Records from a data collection

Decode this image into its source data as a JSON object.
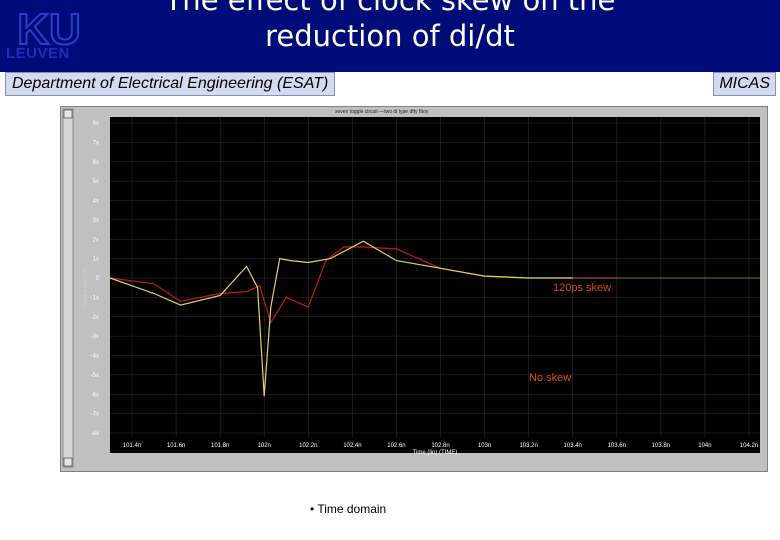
{
  "header": {
    "logo_top": "KU",
    "logo_name": "LEUVEN",
    "title_line1": "The effect of clock skew on the",
    "title_line2": "reduction of di/dt"
  },
  "subheader": {
    "department": "Department of Electrical Engineering (ESAT)",
    "group": "MICAS"
  },
  "scope": {
    "legend": "seven toggle circuit  —two di type dfty fboy",
    "ylabel": "Output 2em (B)",
    "xlabel": "Time (lin) (TIME)",
    "yticks": [
      "8x",
      "7x",
      "6x",
      "5x",
      "4x",
      "3x",
      "2x",
      "1x",
      "0",
      "-1x",
      "-2x",
      "-3x",
      "-4x",
      "-5x",
      "-6x",
      "-7x",
      "-8x"
    ],
    "xticks": [
      "101.4n",
      "101.6n",
      "101.8n",
      "102n",
      "102.2n",
      "102.4n",
      "102.6n",
      "102.8n",
      "103n",
      "103.2n",
      "103.4n",
      "103.6n",
      "103.8n",
      "104n",
      "104.2n"
    ],
    "annotation_skew": "120ps skew",
    "annotation_noskew": "No skew",
    "colors": {
      "skew": "#c41818",
      "noskew": "#d8d85a",
      "annotation": "#d84a14",
      "plot_bg": "#000000"
    }
  },
  "chart_data": {
    "type": "line",
    "xlabel": "Time (lin) (TIME)",
    "ylabel": "Output 2em (B)",
    "xlim": [
      101.3,
      104.25
    ],
    "ylim": [
      -8,
      8
    ],
    "series": [
      {
        "name": "120ps skew",
        "x": [
          101.3,
          101.5,
          101.62,
          101.8,
          101.92,
          101.98,
          102.03,
          102.1,
          102.2,
          102.28,
          102.36,
          102.45,
          102.6,
          102.8,
          103.0,
          103.2,
          103.4,
          103.6
        ],
        "y": [
          0,
          -0.3,
          -1.2,
          -0.8,
          -0.7,
          -0.4,
          -2.3,
          -1.0,
          -1.5,
          0.9,
          1.6,
          1.6,
          1.5,
          0.5,
          0.1,
          0,
          0,
          0
        ]
      },
      {
        "name": "No skew",
        "x": [
          101.3,
          101.5,
          101.62,
          101.8,
          101.92,
          101.97,
          102.0,
          102.03,
          102.07,
          102.12,
          102.2,
          102.3,
          102.45,
          102.6,
          102.8,
          103.0,
          103.2,
          103.4
        ],
        "y": [
          0,
          -0.8,
          -1.4,
          -0.9,
          0.6,
          -0.5,
          -6.1,
          -1.5,
          1.0,
          0.9,
          0.8,
          1.0,
          1.9,
          0.9,
          0.5,
          0.1,
          0,
          0
        ]
      }
    ]
  },
  "bullet": "• Time domain"
}
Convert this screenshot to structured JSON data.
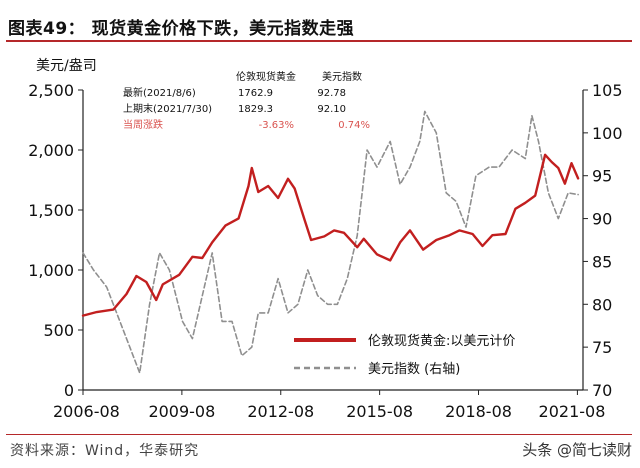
{
  "header": {
    "title": "图表49：   现货黄金价格下跌，美元指数走强"
  },
  "footer": {
    "source": "资料来源：Wind，华泰研究",
    "watermark": "头条 @简七读财"
  },
  "colors": {
    "gold_line": "#c21f1f",
    "dxy_line": "#8f8f8f",
    "accent_rule": "#b5282a",
    "change_text": "#d9534f"
  },
  "chart_data": {
    "type": "line",
    "y_left_unit": "美元/盎司",
    "ylim_left": [
      0,
      2500
    ],
    "yticks_left": [
      0,
      500,
      1000,
      1500,
      2000,
      2500
    ],
    "ytick_labels_left": [
      "0",
      "500",
      "1,000",
      "1,500",
      "2,000",
      "2,500"
    ],
    "ylim_right": [
      70,
      105
    ],
    "yticks_right": [
      70,
      75,
      80,
      85,
      90,
      95,
      100,
      105
    ],
    "xlim": [
      2006.58,
      2021.75
    ],
    "xticks": [
      2006.58,
      2009.58,
      2012.58,
      2015.58,
      2018.58,
      2021.58
    ],
    "xtick_labels": [
      "2006-08",
      "2009-08",
      "2012-08",
      "2015-08",
      "2018-08",
      "2021-08"
    ],
    "grid": false,
    "legend_position": "bottom-right",
    "series": [
      {
        "name": "伦敦现货黄金:以美元计价",
        "axis": "left",
        "x": [
          2006.58,
          2007.0,
          2007.5,
          2007.9,
          2008.2,
          2008.5,
          2008.8,
          2009.0,
          2009.5,
          2009.9,
          2010.2,
          2010.5,
          2010.9,
          2011.3,
          2011.6,
          2011.7,
          2011.9,
          2012.2,
          2012.5,
          2012.8,
          2013.0,
          2013.3,
          2013.5,
          2013.9,
          2014.2,
          2014.5,
          2014.9,
          2015.1,
          2015.5,
          2015.9,
          2016.2,
          2016.5,
          2016.9,
          2017.3,
          2017.7,
          2018.0,
          2018.4,
          2018.7,
          2019.0,
          2019.4,
          2019.7,
          2020.0,
          2020.3,
          2020.6,
          2020.8,
          2021.0,
          2021.2,
          2021.4,
          2021.6
        ],
        "y": [
          620,
          650,
          670,
          800,
          950,
          900,
          750,
          880,
          960,
          1110,
          1100,
          1230,
          1370,
          1430,
          1700,
          1850,
          1650,
          1700,
          1600,
          1760,
          1680,
          1420,
          1250,
          1280,
          1330,
          1310,
          1190,
          1260,
          1130,
          1080,
          1230,
          1330,
          1170,
          1250,
          1290,
          1330,
          1300,
          1200,
          1290,
          1300,
          1510,
          1560,
          1620,
          1960,
          1900,
          1850,
          1720,
          1890,
          1763
        ]
      },
      {
        "name": "美元指数 (右轴)",
        "axis": "right",
        "x": [
          2006.58,
          2006.9,
          2007.3,
          2007.7,
          2008.0,
          2008.3,
          2008.6,
          2008.9,
          2009.2,
          2009.6,
          2009.9,
          2010.2,
          2010.5,
          2010.8,
          2011.1,
          2011.4,
          2011.7,
          2011.9,
          2012.2,
          2012.5,
          2012.8,
          2013.1,
          2013.4,
          2013.7,
          2014.0,
          2014.3,
          2014.6,
          2014.9,
          2015.2,
          2015.5,
          2015.9,
          2016.2,
          2016.5,
          2016.8,
          2016.95,
          2017.3,
          2017.6,
          2017.9,
          2018.2,
          2018.5,
          2018.9,
          2019.2,
          2019.6,
          2020.0,
          2020.2,
          2020.4,
          2020.7,
          2021.0,
          2021.3,
          2021.6
        ],
        "y": [
          86,
          84,
          82,
          78,
          75,
          72,
          80,
          86,
          84,
          78,
          76,
          81,
          86,
          78,
          78,
          74,
          75,
          79,
          79,
          83,
          79,
          80,
          84,
          81,
          80,
          80,
          83,
          88,
          98,
          96,
          99,
          94,
          96,
          99,
          102.5,
          100,
          93,
          92,
          89,
          95,
          96,
          96,
          98,
          97,
          102,
          99,
          93,
          90,
          93,
          92.8
        ]
      }
    ],
    "info_table": {
      "header": [
        "伦敦现货黄金",
        "美元指数"
      ],
      "rows": [
        {
          "label": "最新(2021/8/6)",
          "values": [
            "1762.9",
            "92.78"
          ]
        },
        {
          "label": "上期末(2021/7/30)",
          "values": [
            "1829.3",
            "92.10"
          ]
        },
        {
          "label": "当周涨跌",
          "values": [
            "-3.63%",
            "0.74%"
          ]
        }
      ]
    }
  }
}
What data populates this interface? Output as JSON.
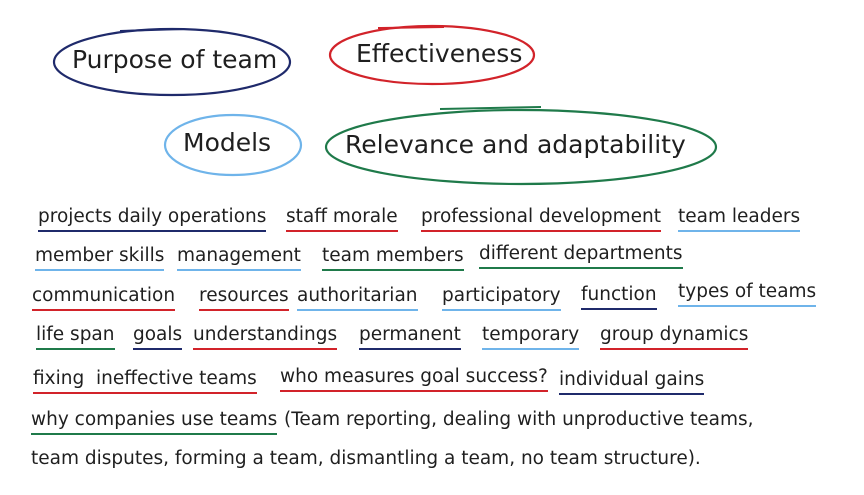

INSTRUCTION
Without including any pictures, print each record exactly.

FINISHED EXERCISE
Decode this image into its source data as a JSON object.
{
  "header": {
    "logo_top": "KU",
    "logo_name": "LEUVEN",
    "title_line1": "The effect of clock skew on the",
    "title_line2": "reduction of di/dt"
  },
  "subheader": {
    "department": "Department of Electrical Engineering (ESAT)",
    "group": "MICAS"
  },
  "scope": {
    "legend": "seven toggle circuit  —two di type dfty fboy",
    "ylabel": "Output 2em (B)",
    "xlabel": "Time (lin) (TIME)",
    "yticks": [
      "8x",
      "7x",
      "6x",
      "5x",
      "4x",
      "3x",
      "2x",
      "1x",
      "0",
      "-1x",
      "-2x",
      "-3x",
      "-4x",
      "-5x",
      "-6x",
      "-7x",
      "-8x"
    ],
    "xticks": [
      "101.4n",
      "101.6n",
      "101.8n",
      "102n",
      "102.2n",
      "102.4n",
      "102.6n",
      "102.8n",
      "103n",
      "103.2n",
      "103.4n",
      "103.6n",
      "103.8n",
      "104n",
      "104.2n"
    ],
    "annotation_skew": "120ps skew",
    "annotation_noskew": "No skew",
    "colors": {
      "skew": "#c41818",
      "noskew": "#d8d85a",
      "annotation": "#d84a14",
      "plot_bg": "#000000"
    }
  },
  "chart_data": {
    "type": "line",
    "xlabel": "Time (lin) (TIME)",
    "ylabel": "Output 2em (B)",
    "xlim": [
      101.3,
      104.25
    ],
    "ylim": [
      -8,
      8
    ],
    "series": [
      {
        "name": "120ps skew",
        "x": [
          101.3,
          101.5,
          101.62,
          101.8,
          101.92,
          101.98,
          102.03,
          102.1,
          102.2,
          102.28,
          102.36,
          102.45,
          102.6,
          102.8,
          103.0,
          103.2,
          103.4,
          103.6
        ],
        "y": [
          0,
          -0.3,
          -1.2,
          -0.8,
          -0.7,
          -0.4,
          -2.3,
          -1.0,
          -1.5,
          0.9,
          1.6,
          1.6,
          1.5,
          0.5,
          0.1,
          0,
          0,
          0
        ]
      },
      {
        "name": "No skew",
        "x": [
          101.3,
          101.5,
          101.62,
          101.8,
          101.92,
          101.97,
          102.0,
          102.03,
          102.07,
          102.12,
          102.2,
          102.3,
          102.45,
          102.6,
          102.8,
          103.0,
          103.2,
          103.4
        ],
        "y": [
          0,
          -0.8,
          -1.4,
          -0.9,
          0.6,
          -0.5,
          -6.1,
          -1.5,
          1.0,
          0.9,
          0.8,
          1.0,
          1.9,
          0.9,
          0.5,
          0.1,
          0,
          0
        ]
      }
    ]
  },
  "bullet": "• Time domain"
}
Convert this screenshot to structured JSON data.
{
  "header": {
    "title": "图表49：   现货黄金价格下跌，美元指数走强"
  },
  "footer": {
    "source": "资料来源：Wind，华泰研究",
    "watermark": "头条 @简七读财"
  },
  "colors": {
    "gold_line": "#c21f1f",
    "dxy_line": "#8f8f8f",
    "accent_rule": "#b5282a",
    "change_text": "#d9534f"
  },
  "chart_data": {
    "type": "line",
    "y_left_unit": "美元/盎司",
    "ylim_left": [
      0,
      2500
    ],
    "yticks_left": [
      0,
      500,
      1000,
      1500,
      2000,
      2500
    ],
    "ytick_labels_left": [
      "0",
      "500",
      "1,000",
      "1,500",
      "2,000",
      "2,500"
    ],
    "ylim_right": [
      70,
      105
    ],
    "yticks_right": [
      70,
      75,
      80,
      85,
      90,
      95,
      100,
      105
    ],
    "xlim": [
      2006.58,
      2021.75
    ],
    "xticks": [
      2006.58,
      2009.58,
      2012.58,
      2015.58,
      2018.58,
      2021.58
    ],
    "xtick_labels": [
      "2006-08",
      "2009-08",
      "2012-08",
      "2015-08",
      "2018-08",
      "2021-08"
    ],
    "grid": false,
    "legend_position": "bottom-right",
    "series": [
      {
        "name": "伦敦现货黄金:以美元计价",
        "axis": "left",
        "x": [
          2006.58,
          2007.0,
          2007.5,
          2007.9,
          2008.2,
          2008.5,
          2008.8,
          2009.0,
          2009.5,
          2009.9,
          2010.2,
          2010.5,
          2010.9,
          2011.3,
          2011.6,
          2011.7,
          2011.9,
          2012.2,
          2012.5,
          2012.8,
          2013.0,
          2013.3,
          2013.5,
          2013.9,
          2014.2,
          2014.5,
          2014.9,
          2015.1,
          2015.5,
          2015.9,
          2016.2,
          2016.5,
          2016.9,
          2017.3,
          2017.7,
          2018.0,
          2018.4,
          2018.7,
          2019.0,
          2019.4,
          2019.7,
          2020.0,
          2020.3,
          2020.6,
          2020.8,
          2021.0,
          2021.2,
          2021.4,
          2021.6
        ],
        "y": [
          620,
          650,
          670,
          800,
          950,
          900,
          750,
          880,
          960,
          1110,
          1100,
          1230,
          1370,
          1430,
          1700,
          1850,
          1650,
          1700,
          1600,
          1760,
          1680,
          1420,
          1250,
          1280,
          1330,
          1310,
          1190,
          1260,
          1130,
          1080,
          1230,
          1330,
          1170,
          1250,
          1290,
          1330,
          1300,
          1200,
          1290,
          1300,
          1510,
          1560,
          1620,
          1960,
          1900,
          1850,
          1720,
          1890,
          1763
        ]
      },
      {
        "name": "美元指数 (右轴)",
        "axis": "right",
        "x": [
          2006.58,
          2006.9,
          2007.3,
          2007.7,
          2008.0,
          2008.3,
          2008.6,
          2008.9,
          2009.2,
          2009.6,
          2009.9,
          2010.2,
          2010.5,
          2010.8,
          2011.1,
          2011.4,
          2011.7,
          2011.9,
          2012.2,
          2012.5,
          2012.8,
          2013.1,
          2013.4,
          2013.7,
          2014.0,
          2014.3,
          2014.6,
          2014.9,
          2015.2,
          2015.5,
          2015.9,
          2016.2,
          2016.5,
          2016.8,
          2016.95,
          2017.3,
          2017.6,
          2017.9,
          2018.2,
          2018.5,
          2018.9,
          2019.2,
          2019.6,
          2020.0,
          2020.2,
          2020.4,
          2020.7,
          2021.0,
          2021.3,
          2021.6
        ],
        "y": [
          86,
          84,
          82,
          78,
          75,
          72,
          80,
          86,
          84,
          78,
          76,
          81,
          86,
          78,
          78,
          74,
          75,
          79,
          79,
          83,
          79,
          80,
          84,
          81,
          80,
          80,
          83,
          88,
          98,
          96,
          99,
          94,
          96,
          99,
          102.5,
          100,
          93,
          92,
          89,
          95,
          96,
          96,
          98,
          97,
          102,
          99,
          93,
          90,
          93,
          92.8
        ]
      }
    ],
    "info_table": {
      "header": [
        "伦敦现货黄金",
        "美元指数"
      ],
      "rows": [
        {
          "label": "最新(2021/8/6)",
          "values": [
            "1762.9",
            "92.78"
          ]
        },
        {
          "label": "上期末(2021/7/30)",
          "values": [
            "1829.3",
            "92.10"
          ]
        },
        {
          "label": "当周涨跌",
          "values": [
            "-3.63%",
            "0.74%"
          ]
        }
      ]
    }
  }
}
What data populates this interface? Output as JSON.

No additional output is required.